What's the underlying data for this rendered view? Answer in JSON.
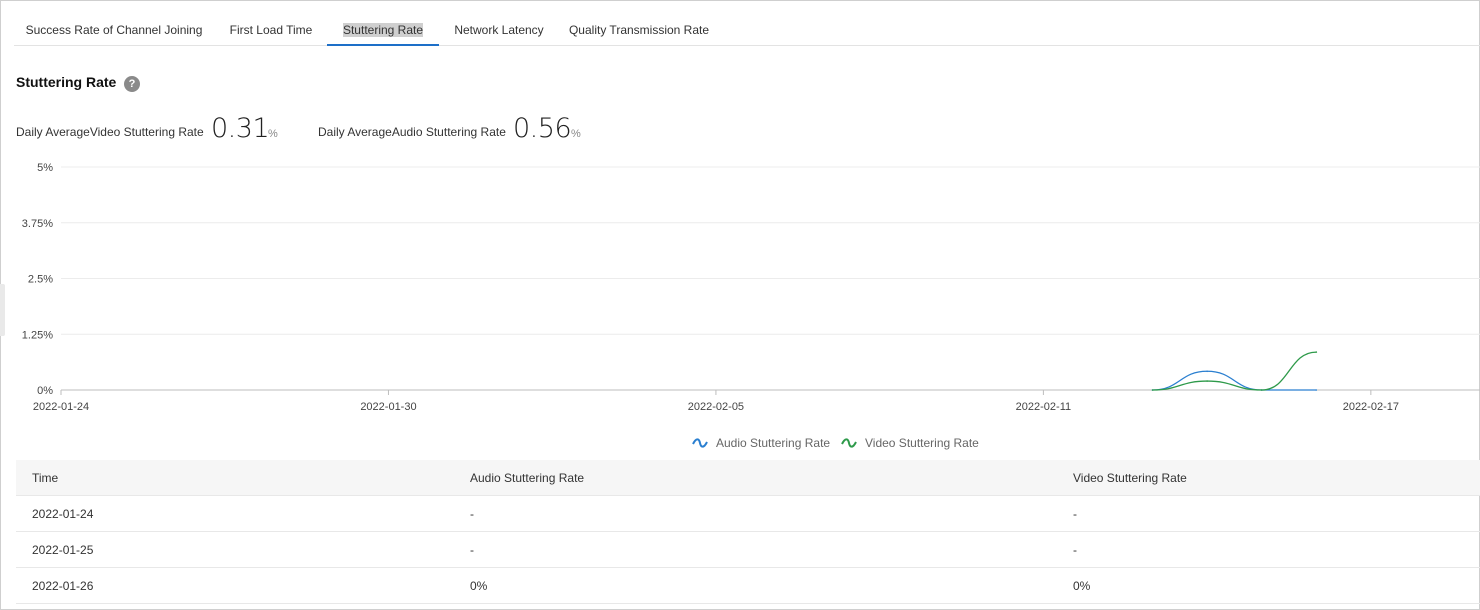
{
  "tabs": [
    {
      "label": "Success Rate of Channel Joining",
      "active": false
    },
    {
      "label": "First Load Time",
      "active": false
    },
    {
      "label": "Stuttering Rate",
      "active": true
    },
    {
      "label": "Network Latency",
      "active": false
    },
    {
      "label": "Quality Transmission Rate",
      "active": false
    }
  ],
  "section": {
    "title": "Stuttering Rate",
    "help_icon": "question-circle-icon"
  },
  "metrics": {
    "video": {
      "label": "Daily AverageVideo Stuttering Rate",
      "value": "0.31",
      "unit": "%"
    },
    "audio": {
      "label": "Daily AverageAudio Stuttering Rate",
      "value": "0.56",
      "unit": "%"
    }
  },
  "colors": {
    "accent": "#1d6fc8",
    "audio_series": "#2a7fd0",
    "video_series": "#2e9a4a"
  },
  "chart_data": {
    "type": "line",
    "x_tick_labels": [
      "2022-01-24",
      "2022-01-30",
      "2022-02-05",
      "2022-02-11",
      "2022-02-17"
    ],
    "x_start": "2022-01-24",
    "x_end": "2022-02-19",
    "y_tick_labels": [
      "0%",
      "1.25%",
      "2.5%",
      "3.75%",
      "5%"
    ],
    "ylim": [
      0,
      5
    ],
    "grid": true,
    "legend_position": "bottom-center",
    "series": [
      {
        "name": "Audio Stuttering Rate",
        "points": [
          [
            "2022-02-13",
            0
          ],
          [
            "2022-02-14",
            0.42
          ],
          [
            "2022-02-15",
            0
          ],
          [
            "2022-02-16",
            0
          ]
        ]
      },
      {
        "name": "Video Stuttering Rate",
        "points": [
          [
            "2022-02-13",
            0
          ],
          [
            "2022-02-14",
            0.2
          ],
          [
            "2022-02-15",
            0
          ],
          [
            "2022-02-16",
            0.85
          ]
        ]
      }
    ]
  },
  "table": {
    "headers": [
      "Time",
      "Audio Stuttering Rate",
      "Video Stuttering Rate"
    ],
    "rows": [
      [
        "2022-01-24",
        "-",
        "-"
      ],
      [
        "2022-01-25",
        "-",
        "-"
      ],
      [
        "2022-01-26",
        "0%",
        "0%"
      ]
    ]
  }
}
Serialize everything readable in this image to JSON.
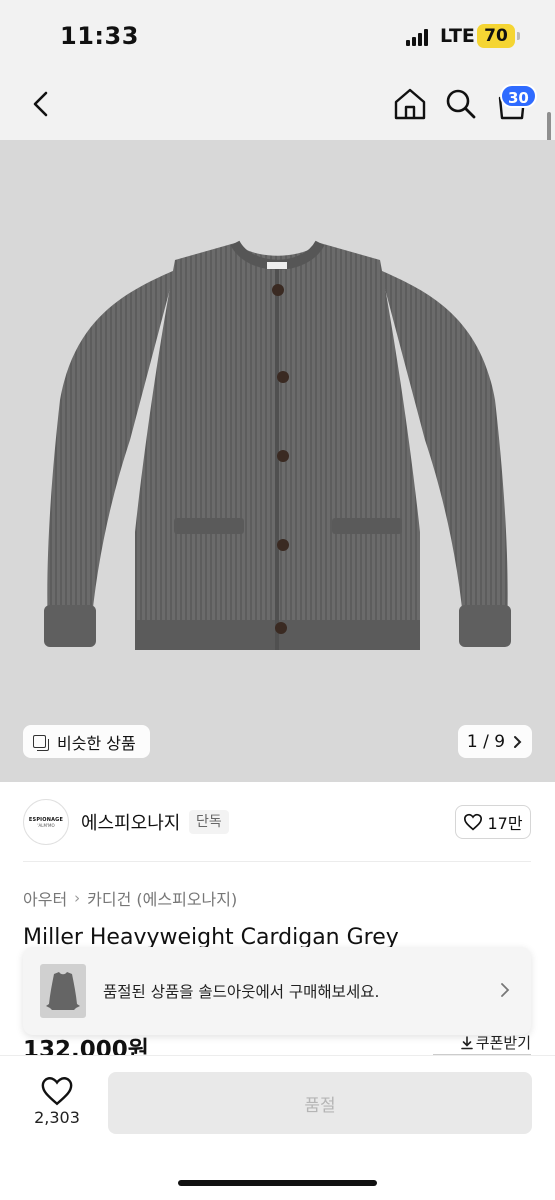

################

- REQUEST -
Going through the entries above, report how many lines include the string "Rate". The number alone is the answer.

- RESPONSE TO THIS TASK -
10